_TASK GOAL_
Every line from the one containing "Extract the structured" to the final line of the material below must be reproduced exactly; leave out all other lines.

* Begin DATA SHOWN *

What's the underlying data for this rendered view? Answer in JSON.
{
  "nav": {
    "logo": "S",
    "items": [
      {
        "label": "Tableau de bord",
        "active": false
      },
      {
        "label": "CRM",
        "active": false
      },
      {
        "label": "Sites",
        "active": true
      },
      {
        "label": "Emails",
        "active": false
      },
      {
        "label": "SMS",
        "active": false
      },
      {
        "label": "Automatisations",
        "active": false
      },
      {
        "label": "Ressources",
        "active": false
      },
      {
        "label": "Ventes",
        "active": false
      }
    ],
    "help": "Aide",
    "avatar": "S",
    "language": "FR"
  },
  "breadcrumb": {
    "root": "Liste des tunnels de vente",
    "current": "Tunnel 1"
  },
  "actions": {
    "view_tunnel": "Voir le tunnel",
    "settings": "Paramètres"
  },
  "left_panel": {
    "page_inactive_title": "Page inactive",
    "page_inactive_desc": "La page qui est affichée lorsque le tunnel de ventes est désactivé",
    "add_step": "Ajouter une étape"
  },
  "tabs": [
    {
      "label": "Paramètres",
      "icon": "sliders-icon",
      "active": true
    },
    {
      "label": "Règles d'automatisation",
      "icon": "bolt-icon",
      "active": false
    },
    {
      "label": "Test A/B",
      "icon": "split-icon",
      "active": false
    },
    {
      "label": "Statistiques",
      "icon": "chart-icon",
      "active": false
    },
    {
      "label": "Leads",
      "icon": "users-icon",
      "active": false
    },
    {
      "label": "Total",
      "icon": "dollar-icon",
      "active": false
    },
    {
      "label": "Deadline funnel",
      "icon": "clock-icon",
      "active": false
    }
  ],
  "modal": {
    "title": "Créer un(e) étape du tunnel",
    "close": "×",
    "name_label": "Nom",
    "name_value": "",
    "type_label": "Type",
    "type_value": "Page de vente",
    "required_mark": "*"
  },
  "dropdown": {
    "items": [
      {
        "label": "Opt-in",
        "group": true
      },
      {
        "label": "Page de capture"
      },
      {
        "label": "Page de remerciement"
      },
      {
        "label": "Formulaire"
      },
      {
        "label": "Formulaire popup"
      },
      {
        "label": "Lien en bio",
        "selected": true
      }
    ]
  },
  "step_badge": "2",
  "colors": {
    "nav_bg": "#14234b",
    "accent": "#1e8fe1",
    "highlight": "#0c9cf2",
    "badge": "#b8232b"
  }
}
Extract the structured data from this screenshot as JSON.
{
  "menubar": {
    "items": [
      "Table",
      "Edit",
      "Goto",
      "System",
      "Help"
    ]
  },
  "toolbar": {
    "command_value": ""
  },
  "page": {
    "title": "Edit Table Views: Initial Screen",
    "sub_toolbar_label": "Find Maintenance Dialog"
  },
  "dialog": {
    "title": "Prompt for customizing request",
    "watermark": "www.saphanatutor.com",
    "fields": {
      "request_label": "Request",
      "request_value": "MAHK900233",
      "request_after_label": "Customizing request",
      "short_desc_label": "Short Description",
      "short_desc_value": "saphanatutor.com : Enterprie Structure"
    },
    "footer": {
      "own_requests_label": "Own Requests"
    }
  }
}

* End DATA SHOWN *

_EXERCISE SOLUTION_
Extract the structured data from this screenshot as JSON.
{
  "menubar": {
    "items": [
      "Table",
      "Edit",
      "Goto",
      "System",
      "Help"
    ]
  },
  "toolbar": {
    "command_value": ""
  },
  "page": {
    "title": "Edit Table Views: Initial Screen",
    "sub_toolbar_label": "Find Maintenance Dialog"
  },
  "dialog": {
    "title": "Prompt for customizing request",
    "watermark": "www.saphanatutor.com",
    "fields": {
      "request_label": "Request",
      "request_value": "MAHK900233",
      "request_after_label": "Customizing request",
      "short_desc_label": "Short Description",
      "short_desc_value": "saphanatutor.com : Enterprie Structure"
    },
    "footer": {
      "own_requests_label": "Own Requests"
    }
  }
}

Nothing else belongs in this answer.